## Material provided
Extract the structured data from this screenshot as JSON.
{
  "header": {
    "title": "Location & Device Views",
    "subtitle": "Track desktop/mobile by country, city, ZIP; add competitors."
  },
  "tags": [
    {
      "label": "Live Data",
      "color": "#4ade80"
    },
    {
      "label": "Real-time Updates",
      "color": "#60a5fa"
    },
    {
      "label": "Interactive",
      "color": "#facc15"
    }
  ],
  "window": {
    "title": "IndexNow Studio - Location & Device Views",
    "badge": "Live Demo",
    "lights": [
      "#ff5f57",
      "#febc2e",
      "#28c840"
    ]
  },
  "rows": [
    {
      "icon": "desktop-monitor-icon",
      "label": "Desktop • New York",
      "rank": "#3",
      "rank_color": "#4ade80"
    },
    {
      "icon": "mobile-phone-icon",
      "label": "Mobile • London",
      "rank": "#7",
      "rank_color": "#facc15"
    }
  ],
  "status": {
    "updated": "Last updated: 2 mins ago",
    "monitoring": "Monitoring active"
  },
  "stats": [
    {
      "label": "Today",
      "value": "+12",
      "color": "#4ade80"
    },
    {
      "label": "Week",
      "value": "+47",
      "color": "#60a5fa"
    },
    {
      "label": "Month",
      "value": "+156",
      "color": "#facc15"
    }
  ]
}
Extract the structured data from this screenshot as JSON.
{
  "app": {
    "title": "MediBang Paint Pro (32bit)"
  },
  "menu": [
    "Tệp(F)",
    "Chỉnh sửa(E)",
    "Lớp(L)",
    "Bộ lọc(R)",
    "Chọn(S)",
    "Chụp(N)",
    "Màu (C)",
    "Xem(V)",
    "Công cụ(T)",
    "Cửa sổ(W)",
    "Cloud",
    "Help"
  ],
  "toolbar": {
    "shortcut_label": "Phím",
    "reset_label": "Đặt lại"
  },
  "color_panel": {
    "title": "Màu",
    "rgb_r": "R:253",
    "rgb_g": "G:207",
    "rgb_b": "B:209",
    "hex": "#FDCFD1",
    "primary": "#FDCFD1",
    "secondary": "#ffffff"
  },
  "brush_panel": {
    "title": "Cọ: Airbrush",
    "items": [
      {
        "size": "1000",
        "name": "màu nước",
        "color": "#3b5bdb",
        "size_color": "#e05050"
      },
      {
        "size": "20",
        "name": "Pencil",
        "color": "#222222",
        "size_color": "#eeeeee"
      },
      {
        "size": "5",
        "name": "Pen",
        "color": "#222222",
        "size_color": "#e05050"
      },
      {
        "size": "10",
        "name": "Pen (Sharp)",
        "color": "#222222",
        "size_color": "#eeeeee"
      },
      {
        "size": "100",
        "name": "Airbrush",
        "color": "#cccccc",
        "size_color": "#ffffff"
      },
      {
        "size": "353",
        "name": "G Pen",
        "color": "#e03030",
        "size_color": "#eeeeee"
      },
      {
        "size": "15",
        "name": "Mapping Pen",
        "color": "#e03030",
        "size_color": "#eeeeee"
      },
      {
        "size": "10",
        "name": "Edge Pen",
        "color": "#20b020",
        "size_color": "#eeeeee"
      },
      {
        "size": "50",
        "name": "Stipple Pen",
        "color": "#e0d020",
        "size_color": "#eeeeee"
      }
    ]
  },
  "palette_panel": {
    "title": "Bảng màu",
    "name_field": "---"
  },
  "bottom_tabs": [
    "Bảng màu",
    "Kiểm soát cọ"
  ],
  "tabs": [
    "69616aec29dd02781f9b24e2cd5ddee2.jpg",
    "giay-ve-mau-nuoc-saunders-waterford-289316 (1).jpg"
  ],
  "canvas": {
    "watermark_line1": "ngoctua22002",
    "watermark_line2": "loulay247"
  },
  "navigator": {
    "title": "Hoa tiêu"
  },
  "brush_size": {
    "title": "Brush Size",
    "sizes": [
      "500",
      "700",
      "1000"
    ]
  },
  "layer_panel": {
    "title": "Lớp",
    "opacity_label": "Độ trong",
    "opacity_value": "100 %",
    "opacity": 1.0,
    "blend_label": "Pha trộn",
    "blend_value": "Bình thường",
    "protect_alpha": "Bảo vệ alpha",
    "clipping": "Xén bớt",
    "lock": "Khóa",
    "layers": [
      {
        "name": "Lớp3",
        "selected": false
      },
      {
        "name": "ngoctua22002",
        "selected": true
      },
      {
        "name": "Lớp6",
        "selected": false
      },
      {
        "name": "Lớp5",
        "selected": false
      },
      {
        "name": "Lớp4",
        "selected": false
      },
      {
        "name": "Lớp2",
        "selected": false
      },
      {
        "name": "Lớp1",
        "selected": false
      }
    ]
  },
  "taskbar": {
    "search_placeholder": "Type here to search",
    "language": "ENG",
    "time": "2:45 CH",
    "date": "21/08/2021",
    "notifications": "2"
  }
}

## The request
Reproduce each line holding the word "Device".

## Answer below
    "title": "Location & Device Views",
    "title": "IndexNow Studio - Location & Device Views",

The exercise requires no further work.